* Start *
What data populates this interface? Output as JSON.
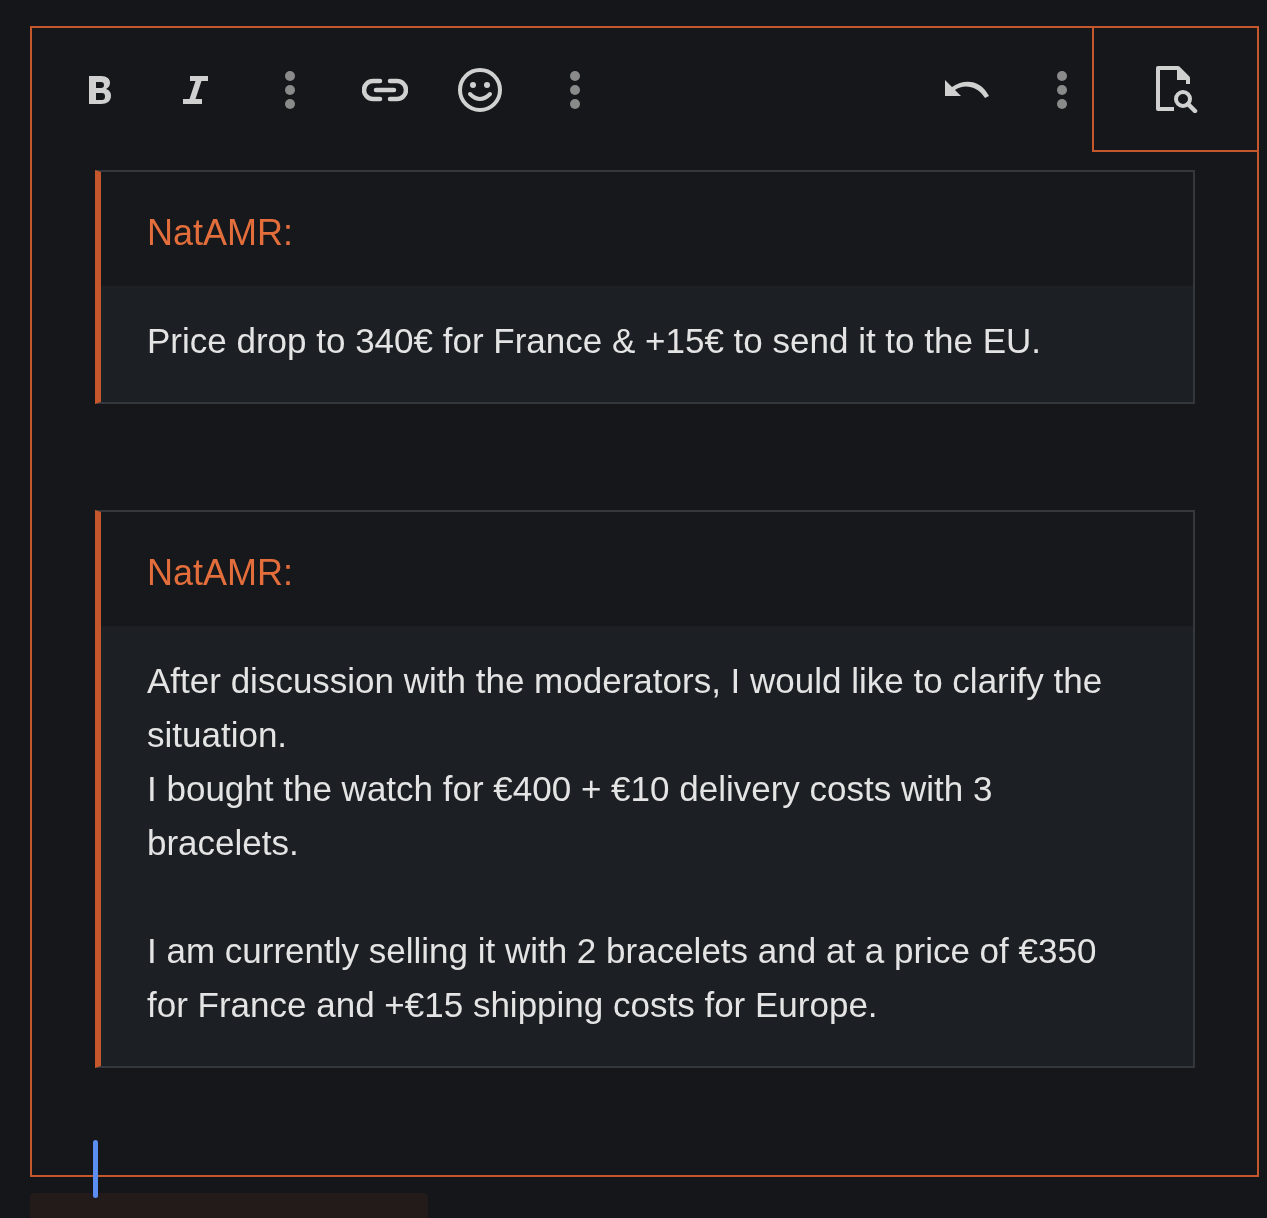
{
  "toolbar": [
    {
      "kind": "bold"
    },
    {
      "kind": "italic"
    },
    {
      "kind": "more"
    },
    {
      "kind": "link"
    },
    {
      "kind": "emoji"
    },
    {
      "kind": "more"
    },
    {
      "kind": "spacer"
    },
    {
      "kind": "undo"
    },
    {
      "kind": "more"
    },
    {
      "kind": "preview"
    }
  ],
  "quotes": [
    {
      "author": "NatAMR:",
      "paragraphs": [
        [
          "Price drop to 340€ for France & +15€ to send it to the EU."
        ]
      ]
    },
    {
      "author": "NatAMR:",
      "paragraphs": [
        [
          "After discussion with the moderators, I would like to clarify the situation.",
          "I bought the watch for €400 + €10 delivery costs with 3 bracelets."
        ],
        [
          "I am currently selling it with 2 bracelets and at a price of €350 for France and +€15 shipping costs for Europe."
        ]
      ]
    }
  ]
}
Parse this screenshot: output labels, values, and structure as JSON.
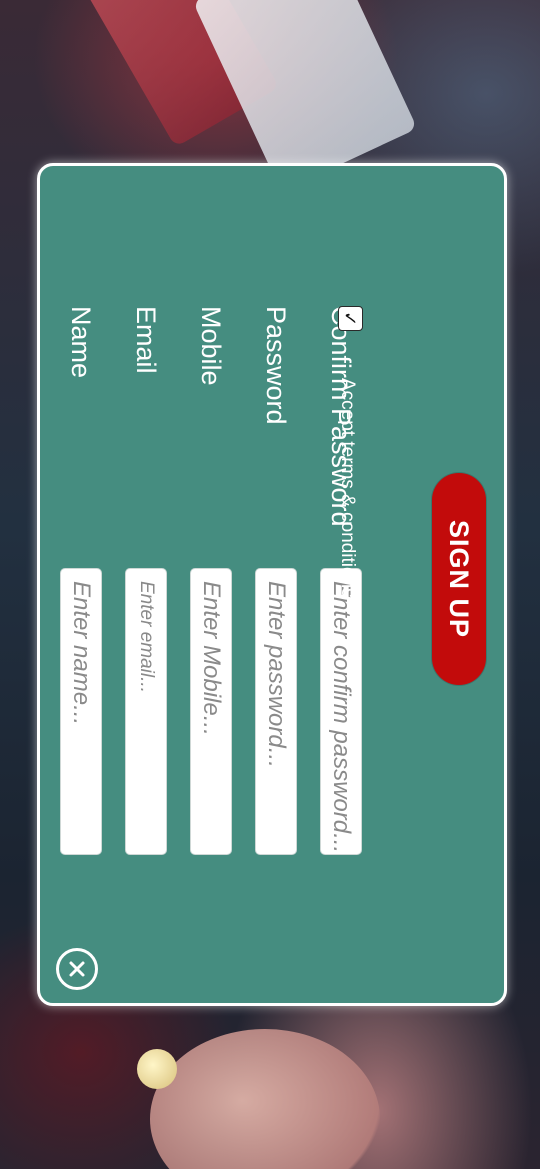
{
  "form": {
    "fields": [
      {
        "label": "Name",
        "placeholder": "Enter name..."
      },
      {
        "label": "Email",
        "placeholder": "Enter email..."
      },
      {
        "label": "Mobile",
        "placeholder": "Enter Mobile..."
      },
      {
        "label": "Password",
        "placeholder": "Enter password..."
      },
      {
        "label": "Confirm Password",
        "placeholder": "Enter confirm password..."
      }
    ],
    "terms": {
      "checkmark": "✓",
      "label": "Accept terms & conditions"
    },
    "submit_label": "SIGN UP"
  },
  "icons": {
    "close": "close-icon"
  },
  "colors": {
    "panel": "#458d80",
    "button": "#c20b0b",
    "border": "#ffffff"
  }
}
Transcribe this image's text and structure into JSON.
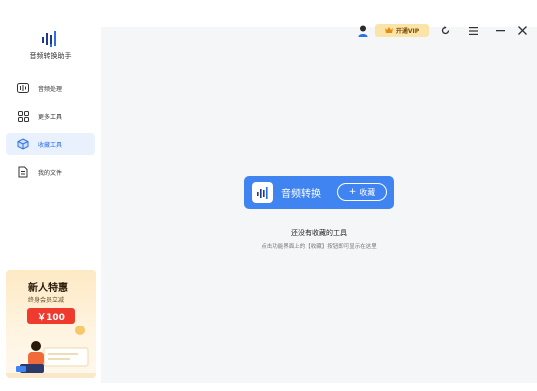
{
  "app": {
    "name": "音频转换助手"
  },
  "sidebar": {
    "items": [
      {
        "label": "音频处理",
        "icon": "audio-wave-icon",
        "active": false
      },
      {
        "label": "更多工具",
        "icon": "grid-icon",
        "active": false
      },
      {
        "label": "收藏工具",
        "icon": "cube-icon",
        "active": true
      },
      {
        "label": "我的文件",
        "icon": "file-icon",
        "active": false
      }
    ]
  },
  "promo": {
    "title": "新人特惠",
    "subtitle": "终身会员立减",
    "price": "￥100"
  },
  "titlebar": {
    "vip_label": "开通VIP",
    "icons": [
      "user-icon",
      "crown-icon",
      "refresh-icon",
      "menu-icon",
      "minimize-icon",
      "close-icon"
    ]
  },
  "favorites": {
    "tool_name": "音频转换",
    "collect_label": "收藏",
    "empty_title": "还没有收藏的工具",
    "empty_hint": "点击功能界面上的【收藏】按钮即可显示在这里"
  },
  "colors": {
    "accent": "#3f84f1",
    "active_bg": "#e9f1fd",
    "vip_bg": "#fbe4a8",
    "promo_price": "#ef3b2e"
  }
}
* End *
§ Exercise requirements
Each entry must be retyped word for word, with every image omitted.

§ Task answer
What data populates this interface? Output as JSON.
{
  "toolbar": [
    {
      "kind": "bold"
    },
    {
      "kind": "italic"
    },
    {
      "kind": "more"
    },
    {
      "kind": "link"
    },
    {
      "kind": "emoji"
    },
    {
      "kind": "more"
    },
    {
      "kind": "spacer"
    },
    {
      "kind": "undo"
    },
    {
      "kind": "more"
    },
    {
      "kind": "preview"
    }
  ],
  "quotes": [
    {
      "author": "NatAMR:",
      "paragraphs": [
        [
          "Price drop to 340€ for France & +15€ to send it to the EU."
        ]
      ]
    },
    {
      "author": "NatAMR:",
      "paragraphs": [
        [
          "After discussion with the moderators, I would like to clarify the situation.",
          "I bought the watch for €400 + €10 delivery costs with 3 bracelets."
        ],
        [
          "I am currently selling it with 2 bracelets and at a price of €350 for France and +€15 shipping costs for Europe."
        ]
      ]
    }
  ]
}
Parse this screenshot: output labels, values, and structure as JSON.
{
  "form": {
    "fields": [
      {
        "label": "Name",
        "placeholder": "Enter name..."
      },
      {
        "label": "Email",
        "placeholder": "Enter email..."
      },
      {
        "label": "Mobile",
        "placeholder": "Enter Mobile..."
      },
      {
        "label": "Password",
        "placeholder": "Enter password..."
      },
      {
        "label": "Confirm Password",
        "placeholder": "Enter confirm password..."
      }
    ],
    "terms": {
      "checkmark": "✓",
      "label": "Accept terms & conditions"
    },
    "submit_label": "SIGN UP"
  },
  "icons": {
    "close": "close-icon"
  },
  "colors": {
    "panel": "#458d80",
    "button": "#c20b0b",
    "border": "#ffffff"
  }
}
Transcribe this image's text and structure into JSON.
{
  "app": {
    "name": "音频转换助手"
  },
  "sidebar": {
    "items": [
      {
        "label": "音频处理",
        "icon": "audio-wave-icon",
        "active": false
      },
      {
        "label": "更多工具",
        "icon": "grid-icon",
        "active": false
      },
      {
        "label": "收藏工具",
        "icon": "cube-icon",
        "active": true
      },
      {
        "label": "我的文件",
        "icon": "file-icon",
        "active": false
      }
    ]
  },
  "promo": {
    "title": "新人特惠",
    "subtitle": "终身会员立减",
    "price": "￥100"
  },
  "titlebar": {
    "vip_label": "开通VIP",
    "icons": [
      "user-icon",
      "crown-icon",
      "refresh-icon",
      "menu-icon",
      "minimize-icon",
      "close-icon"
    ]
  },
  "favorites": {
    "tool_name": "音频转换",
    "collect_label": "收藏",
    "empty_title": "还没有收藏的工具",
    "empty_hint": "点击功能界面上的【收藏】按钮即可显示在这里"
  },
  "colors": {
    "accent": "#3f84f1",
    "active_bg": "#e9f1fd",
    "vip_bg": "#fbe4a8",
    "promo_price": "#ef3b2e"
  }
}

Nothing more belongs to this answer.